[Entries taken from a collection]
_ _ _ _ _

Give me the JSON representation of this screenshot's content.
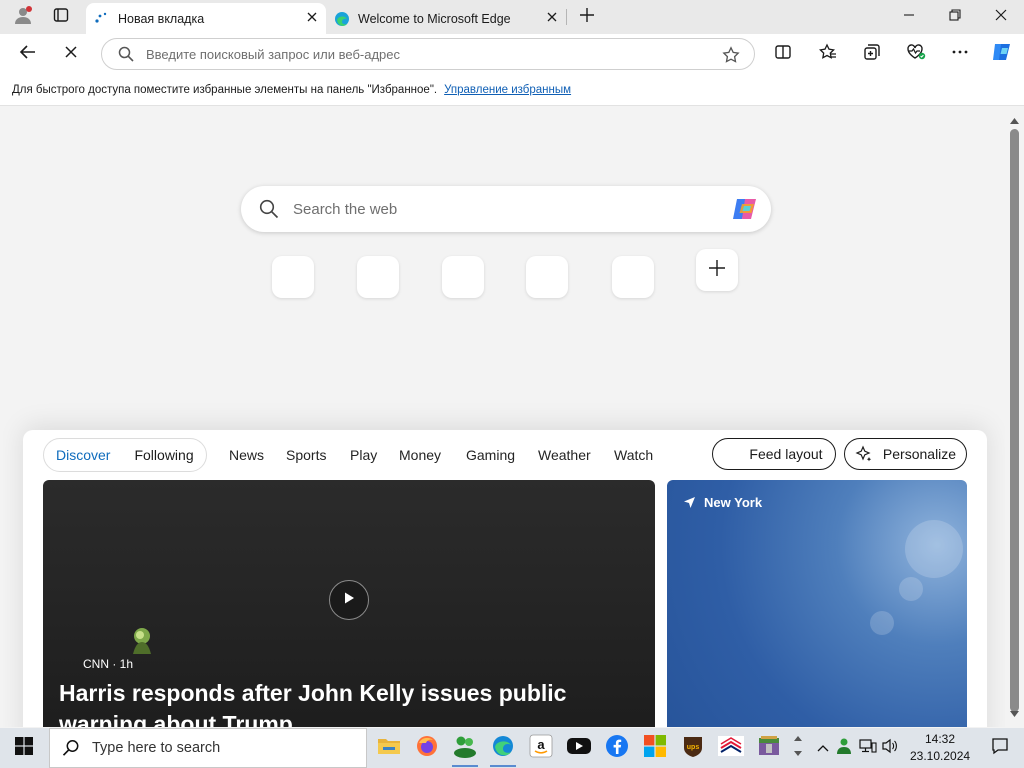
{
  "tabs": [
    {
      "title": "Новая вкладка",
      "active": true,
      "loading": true
    },
    {
      "title": "Welcome to Microsoft Edge",
      "active": false
    }
  ],
  "address_bar": {
    "placeholder": "Введите поисковый запрос или веб-адрес",
    "value": ""
  },
  "favorites_hint": {
    "text": "Для быстрого доступа поместите избранные элементы на панель \"Избранное\".",
    "link": "Управление избранным"
  },
  "newtab": {
    "search_placeholder": "Search the web",
    "quick_links_count": 5,
    "feed": {
      "pill": [
        "Discover",
        "Following"
      ],
      "tabs": [
        "News",
        "Sports",
        "Play",
        "Money",
        "Gaming",
        "Weather",
        "Watch"
      ],
      "feed_layout_label": "Feed layout",
      "personalize_label": "Personalize",
      "hero": {
        "source": "CNN · 1h",
        "headline": "Harris responds after John Kelly issues public warning about Trump"
      },
      "weather": {
        "location": "New York"
      }
    }
  },
  "taskbar": {
    "search_placeholder": "Type here to search",
    "apps": [
      "file-explorer",
      "firefox",
      "network-tool",
      "edge",
      "amazon",
      "youtube",
      "facebook",
      "microsoft-store",
      "ups",
      "bank-of-america",
      "archive"
    ],
    "clock": {
      "time": "14:32",
      "date": "23.10.2024"
    }
  },
  "colors": {
    "accent": "#0f6cbd",
    "link": "#0f5fb5",
    "taskbar": "#dfe4ea"
  }
}
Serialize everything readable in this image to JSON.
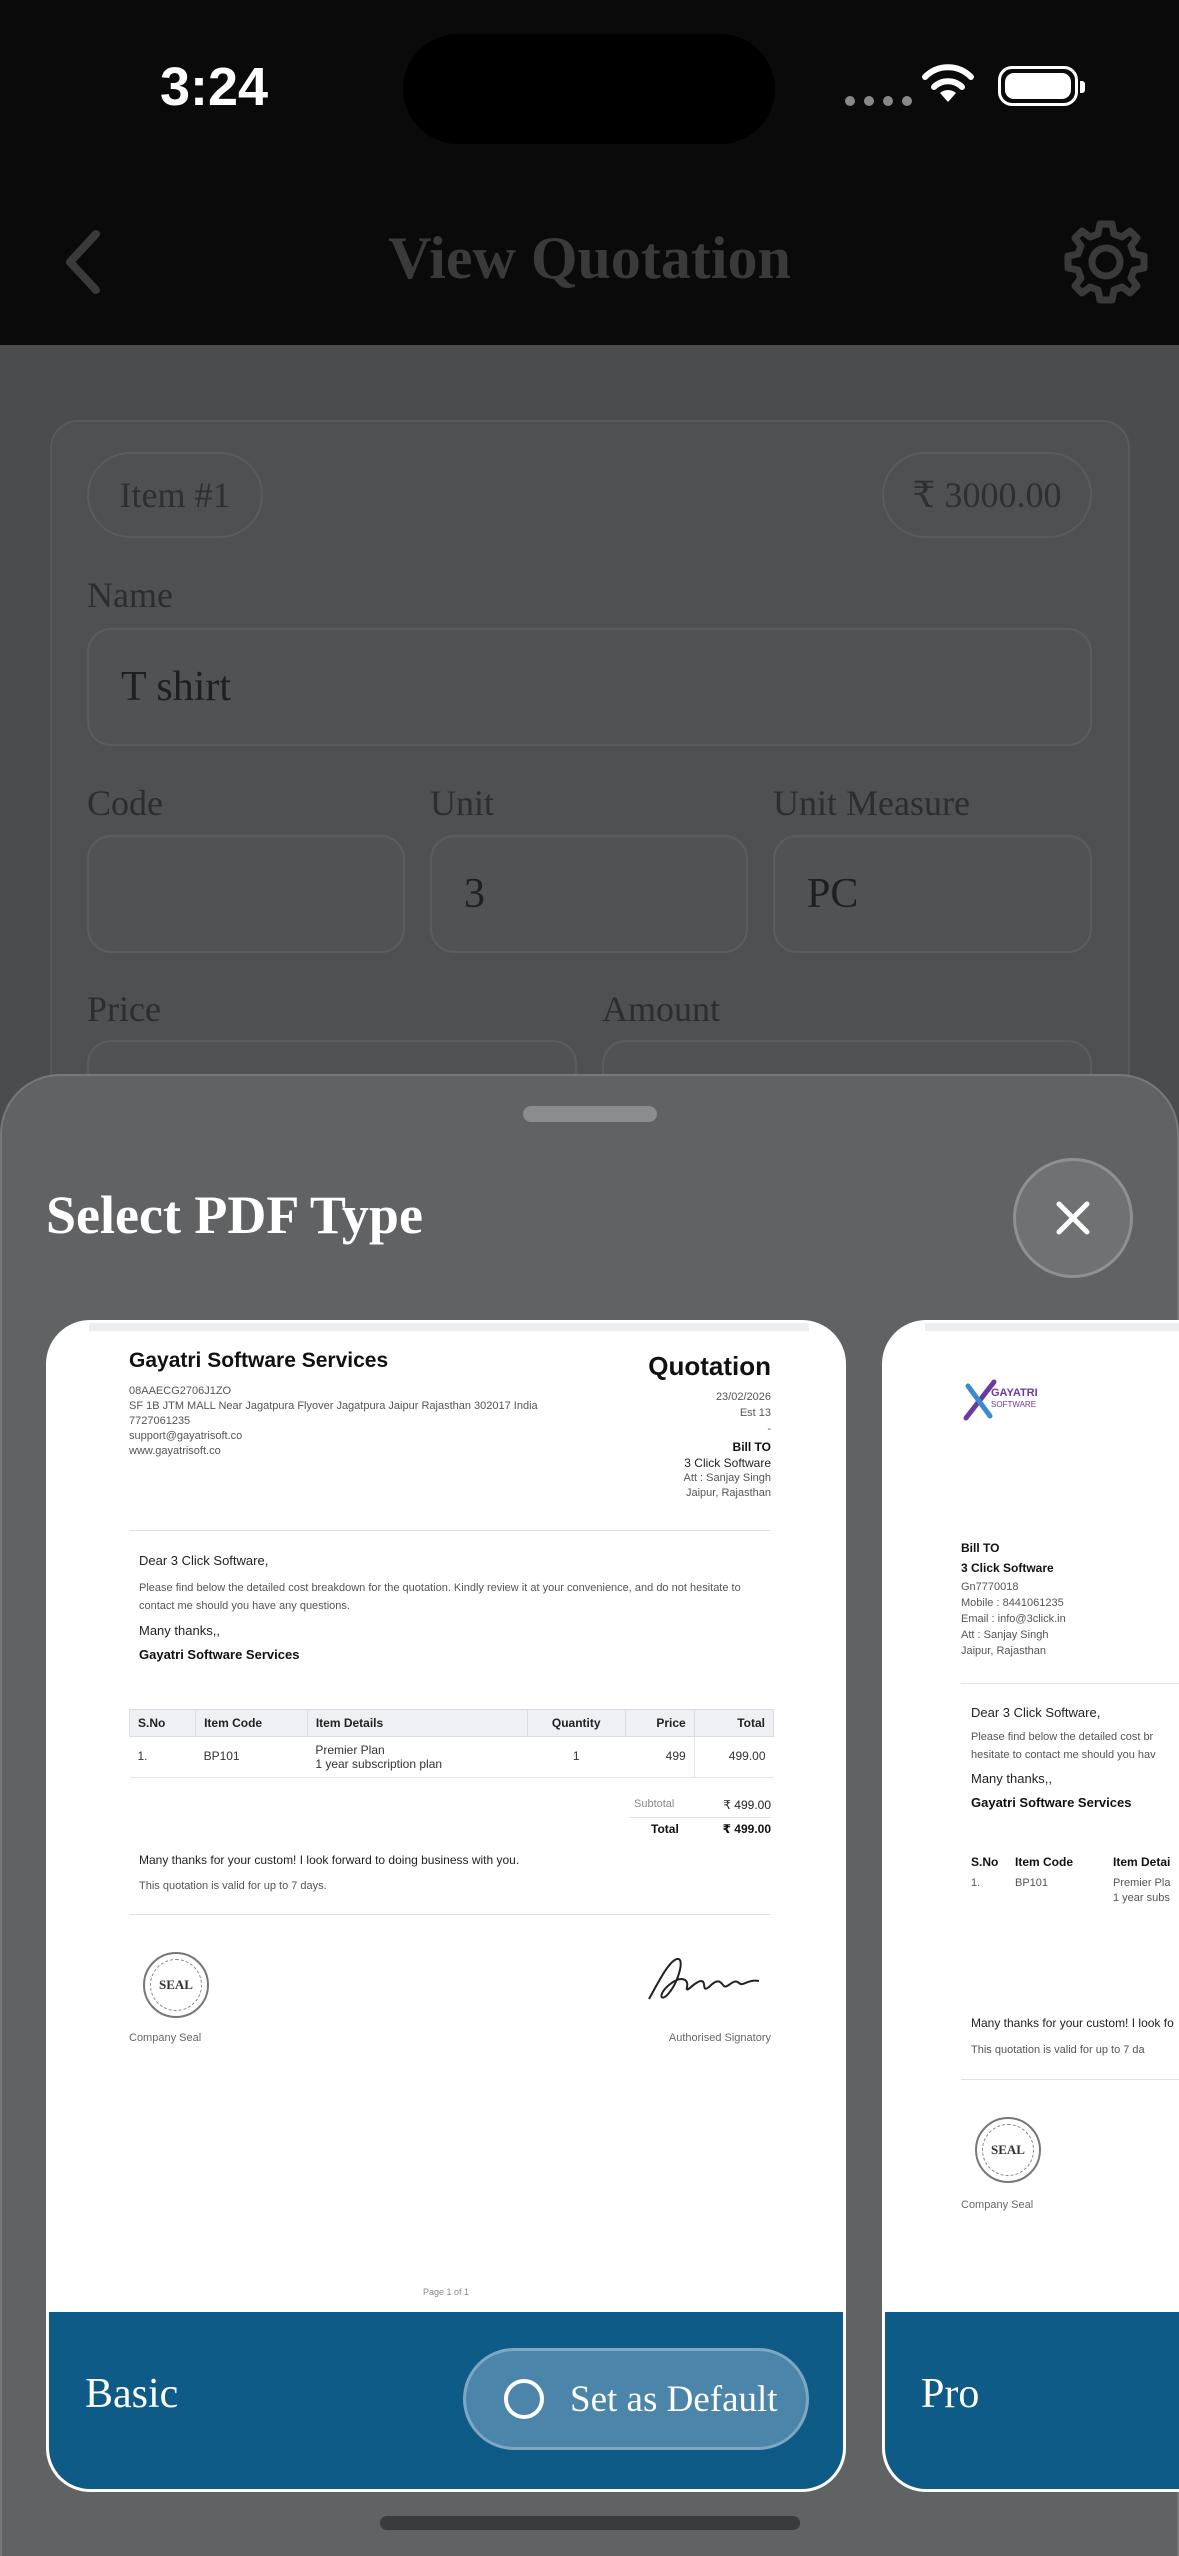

_ _ _ _ _

» **EXERCISE**:
In this exercise, set down all of the data exactly, without the pictures.

» **TASK ANSWER**:
Give me the JSON representation of this screenshot's content.
{
  "tabs": [
    {
      "title": "Новая вкладка",
      "active": true,
      "loading": true
    },
    {
      "title": "Welcome to Microsoft Edge",
      "active": false
    }
  ],
  "address_bar": {
    "placeholder": "Введите поисковый запрос или веб-адрес",
    "value": ""
  },
  "favorites_hint": {
    "text": "Для быстрого доступа поместите избранные элементы на панель \"Избранное\".",
    "link": "Управление избранным"
  },
  "newtab": {
    "search_placeholder": "Search the web",
    "quick_links_count": 5,
    "feed": {
      "pill": [
        "Discover",
        "Following"
      ],
      "tabs": [
        "News",
        "Sports",
        "Play",
        "Money",
        "Gaming",
        "Weather",
        "Watch"
      ],
      "feed_layout_label": "Feed layout",
      "personalize_label": "Personalize",
      "hero": {
        "source": "CNN · 1h",
        "headline": "Harris responds after John Kelly issues public warning about Trump"
      },
      "weather": {
        "location": "New York"
      }
    }
  },
  "taskbar": {
    "search_placeholder": "Type here to search",
    "apps": [
      "file-explorer",
      "firefox",
      "network-tool",
      "edge",
      "amazon",
      "youtube",
      "facebook",
      "microsoft-store",
      "ups",
      "bank-of-america",
      "archive"
    ],
    "clock": {
      "time": "14:32",
      "date": "23.10.2024"
    }
  },
  "colors": {
    "accent": "#0f6cbd",
    "link": "#0f5fb5",
    "taskbar": "#dfe4ea"
  }
}
Serialize everything readable in this image to JSON.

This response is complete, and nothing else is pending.